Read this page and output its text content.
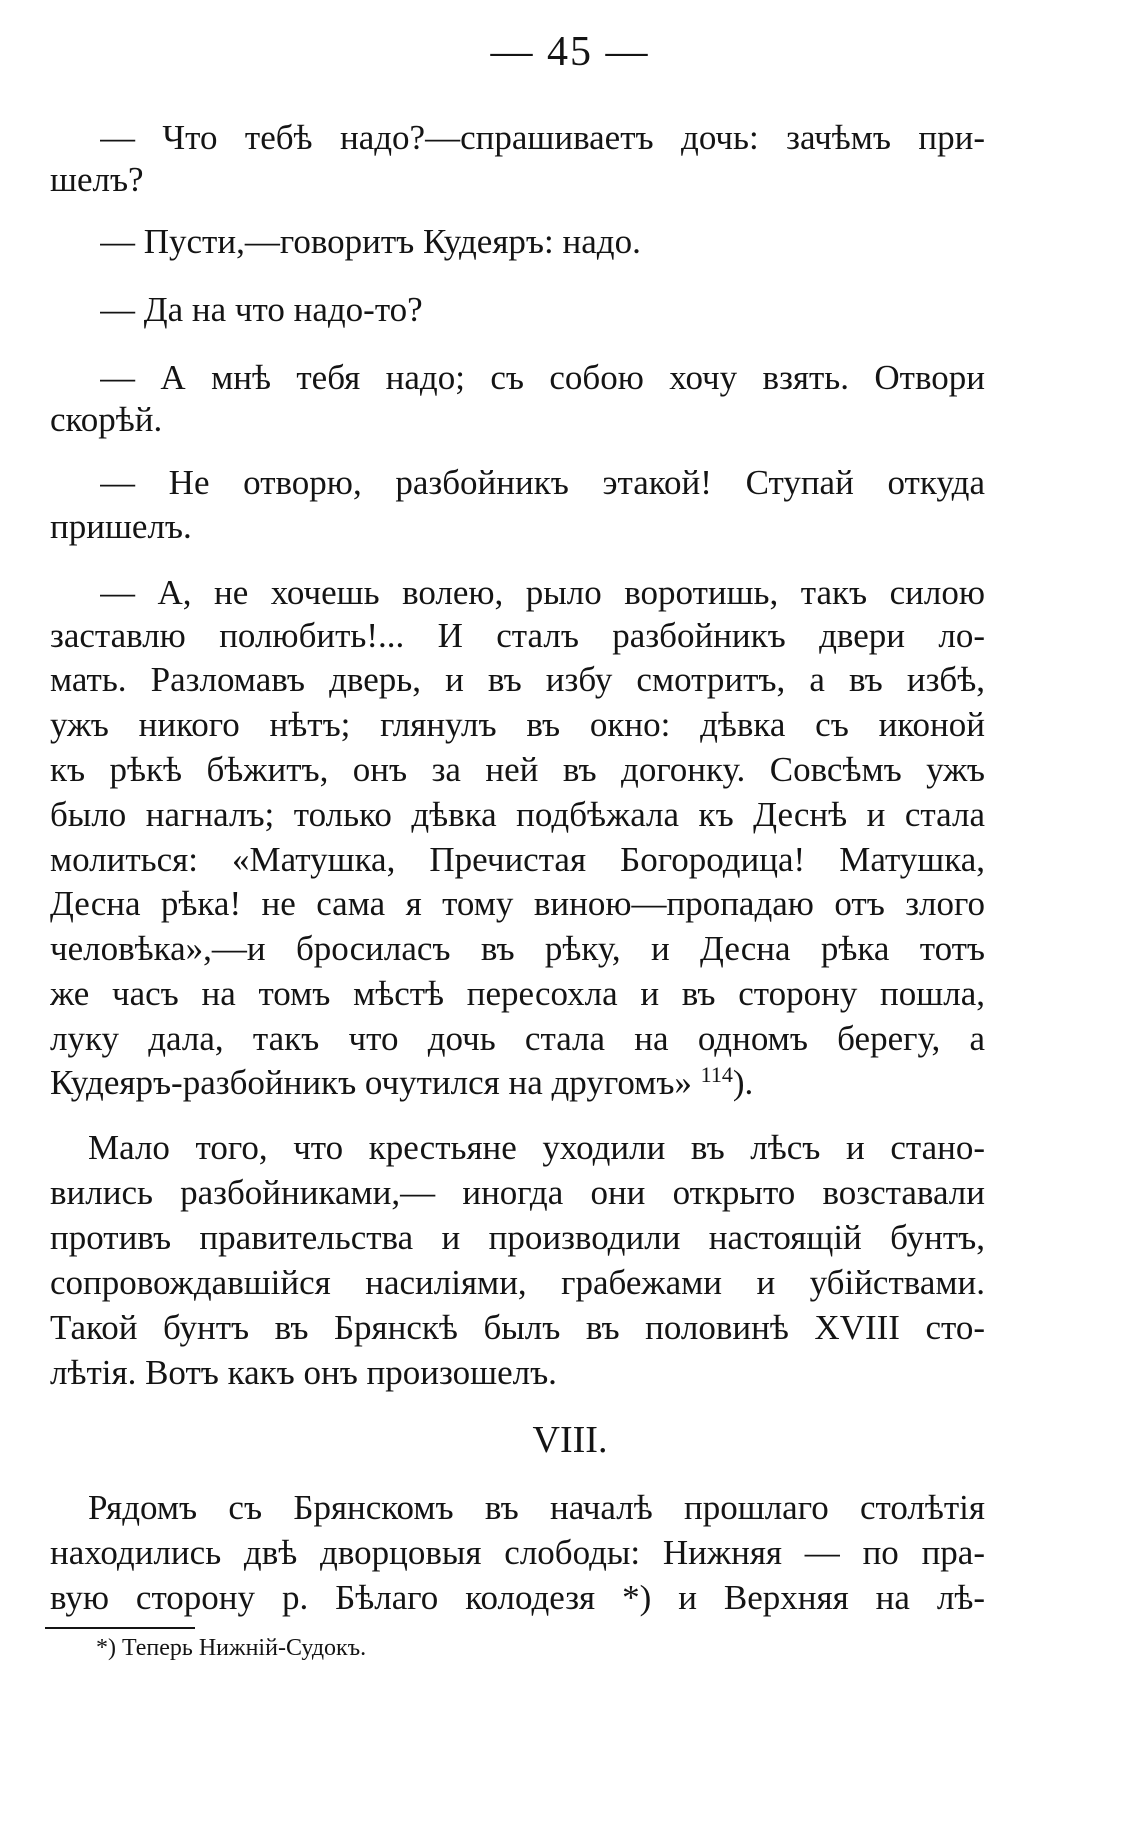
— 45 —
— Что тебѣ надо?—спрашиваетъ дочь: зачѣмъ при-
шелъ?
— Пусти,—говоритъ Кудеяръ: надо.
— Да на что надо-то?
— А мнѣ тебя надо; съ собою хочу взять. Отвори
скорѣй.
— Не отворю, разбойникъ этакой! Ступай откуда
пришелъ.
— А, не хочешь волею, рыло воротишь, такъ силою
заставлю полюбить!... И сталъ разбойникъ двери ло-
мать. Разломавъ дверь, и въ избу смотритъ, а въ избѣ,
ужъ никого нѣтъ; глянулъ въ окно: дѣвка съ иконой
къ рѣкѣ бѣжитъ, онъ за ней въ догонку. Совсѣмъ ужъ
было нагналъ; только дѣвка подбѣжала къ Деснѣ и стала
молиться: «Матушка, Пречистая Богородица! Матушка,
Десна рѣка! не сама я тому виною—пропадаю отъ злого
человѣка»,—и бросиласъ въ рѣку, и Десна рѣка тотъ
же часъ на томъ мѣстѣ пересохла и въ сторону пошла,
луку дала, такъ что дочь стала на одномъ берегу, а
Кудеяръ-разбойникъ очутился на другомъ» $^{114}$).
Мало того, что крестьяне уходили въ лѣсъ и стано-
вились разбойниками,— иногда они открыто возставали
противъ правительства и производили настоящій бунтъ,
сопровождавшійся насиліями, грабежами и убійствами.
Такой бунтъ въ Брянскѣ былъ въ половинѣ XVIII сто-
лѣтія. Вотъ какъ онъ произошелъ.
VIII.
Рядомъ съ Брянскомъ въ началѣ прошлаго столѣтія
находились двѣ дворцовыя слободы: Нижняя — по пра-
вую сторону р. Бѣлаго колодезя *) и Верхняя на лѣ-
*) Теперь Нижній-Судокъ.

•••••

● **Directions**: Gather and copy every line of the data in which the string "разбойникъ" is found.

● **Problem solution**:
— Не отворю, разбойникъ этакой! Ступай откуда
заставлю полюбить!... И сталъ разбойникъ двери ло-
Кудеяръ-разбойникъ очутился на другомъ» $^{114}$).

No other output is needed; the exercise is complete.